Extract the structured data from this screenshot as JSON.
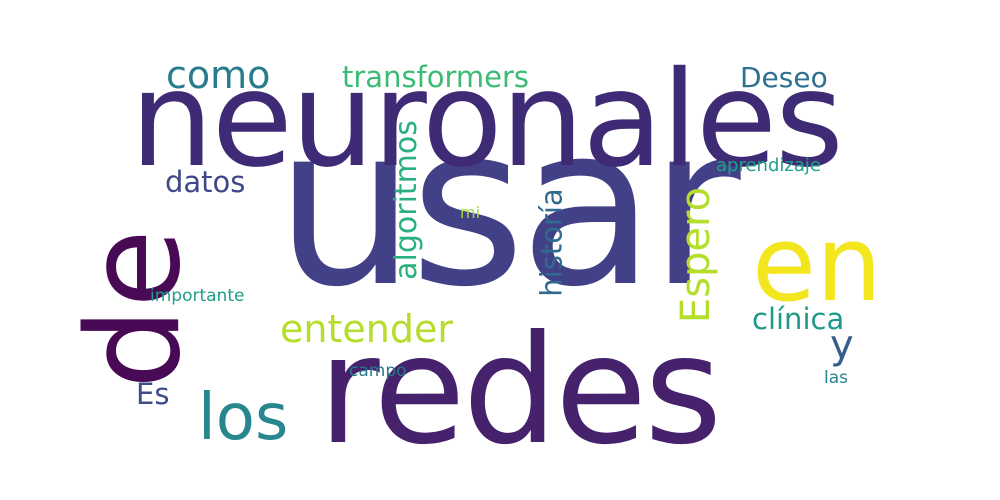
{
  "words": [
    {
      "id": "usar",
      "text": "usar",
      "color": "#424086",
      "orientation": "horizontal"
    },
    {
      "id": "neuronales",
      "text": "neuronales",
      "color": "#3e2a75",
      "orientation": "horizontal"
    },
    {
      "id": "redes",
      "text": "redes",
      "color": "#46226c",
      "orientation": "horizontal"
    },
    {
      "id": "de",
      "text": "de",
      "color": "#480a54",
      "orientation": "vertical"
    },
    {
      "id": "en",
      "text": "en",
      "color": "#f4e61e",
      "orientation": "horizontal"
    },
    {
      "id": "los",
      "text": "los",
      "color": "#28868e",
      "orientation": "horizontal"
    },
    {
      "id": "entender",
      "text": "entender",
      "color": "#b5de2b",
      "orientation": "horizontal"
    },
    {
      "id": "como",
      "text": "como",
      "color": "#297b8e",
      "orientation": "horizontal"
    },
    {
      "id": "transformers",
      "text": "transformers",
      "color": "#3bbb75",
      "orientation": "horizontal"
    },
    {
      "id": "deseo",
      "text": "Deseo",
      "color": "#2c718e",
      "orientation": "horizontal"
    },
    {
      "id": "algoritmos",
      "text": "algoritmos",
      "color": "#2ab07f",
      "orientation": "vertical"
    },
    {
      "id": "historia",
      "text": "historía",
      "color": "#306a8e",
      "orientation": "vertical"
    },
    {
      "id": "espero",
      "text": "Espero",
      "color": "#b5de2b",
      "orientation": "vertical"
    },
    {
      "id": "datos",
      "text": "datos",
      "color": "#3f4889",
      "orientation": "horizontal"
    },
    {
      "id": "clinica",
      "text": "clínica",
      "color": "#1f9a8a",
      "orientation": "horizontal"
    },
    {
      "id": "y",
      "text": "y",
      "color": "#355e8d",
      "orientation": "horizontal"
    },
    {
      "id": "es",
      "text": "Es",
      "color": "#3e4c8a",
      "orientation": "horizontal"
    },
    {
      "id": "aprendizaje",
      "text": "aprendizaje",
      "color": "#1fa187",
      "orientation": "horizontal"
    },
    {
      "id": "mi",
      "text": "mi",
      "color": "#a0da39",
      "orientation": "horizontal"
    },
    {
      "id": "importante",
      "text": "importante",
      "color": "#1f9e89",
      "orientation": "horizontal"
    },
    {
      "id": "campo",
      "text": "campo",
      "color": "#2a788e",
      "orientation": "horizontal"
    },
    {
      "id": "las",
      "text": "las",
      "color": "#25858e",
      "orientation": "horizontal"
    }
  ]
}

EXERCISE DIRECTIONS:
Repeat each entry above word for word, leaving every picture out.

WRITTEN ANSWER:
Extract the structured data from this screenshot as JSON.
{
  "words": [
    {
      "id": "usar",
      "text": "usar",
      "color": "#424086",
      "orientation": "horizontal"
    },
    {
      "id": "neuronales",
      "text": "neuronales",
      "color": "#3e2a75",
      "orientation": "horizontal"
    },
    {
      "id": "redes",
      "text": "redes",
      "color": "#46226c",
      "orientation": "horizontal"
    },
    {
      "id": "de",
      "text": "de",
      "color": "#480a54",
      "orientation": "vertical"
    },
    {
      "id": "en",
      "text": "en",
      "color": "#f4e61e",
      "orientation": "horizontal"
    },
    {
      "id": "los",
      "text": "los",
      "color": "#28868e",
      "orientation": "horizontal"
    },
    {
      "id": "entender",
      "text": "entender",
      "color": "#b5de2b",
      "orientation": "horizontal"
    },
    {
      "id": "como",
      "text": "como",
      "color": "#297b8e",
      "orientation": "horizontal"
    },
    {
      "id": "transformers",
      "text": "transformers",
      "color": "#3bbb75",
      "orientation": "horizontal"
    },
    {
      "id": "deseo",
      "text": "Deseo",
      "color": "#2c718e",
      "orientation": "horizontal"
    },
    {
      "id": "algoritmos",
      "text": "algoritmos",
      "color": "#2ab07f",
      "orientation": "vertical"
    },
    {
      "id": "historia",
      "text": "historía",
      "color": "#306a8e",
      "orientation": "vertical"
    },
    {
      "id": "espero",
      "text": "Espero",
      "color": "#b5de2b",
      "orientation": "vertical"
    },
    {
      "id": "datos",
      "text": "datos",
      "color": "#3f4889",
      "orientation": "horizontal"
    },
    {
      "id": "clinica",
      "text": "clínica",
      "color": "#1f9a8a",
      "orientation": "horizontal"
    },
    {
      "id": "y",
      "text": "y",
      "color": "#355e8d",
      "orientation": "horizontal"
    },
    {
      "id": "es",
      "text": "Es",
      "color": "#3e4c8a",
      "orientation": "horizontal"
    },
    {
      "id": "aprendizaje",
      "text": "aprendizaje",
      "color": "#1fa187",
      "orientation": "horizontal"
    },
    {
      "id": "mi",
      "text": "mi",
      "color": "#a0da39",
      "orientation": "horizontal"
    },
    {
      "id": "importante",
      "text": "importante",
      "color": "#1f9e89",
      "orientation": "horizontal"
    },
    {
      "id": "campo",
      "text": "campo",
      "color": "#2a788e",
      "orientation": "horizontal"
    },
    {
      "id": "las",
      "text": "las",
      "color": "#25858e",
      "orientation": "horizontal"
    }
  ]
}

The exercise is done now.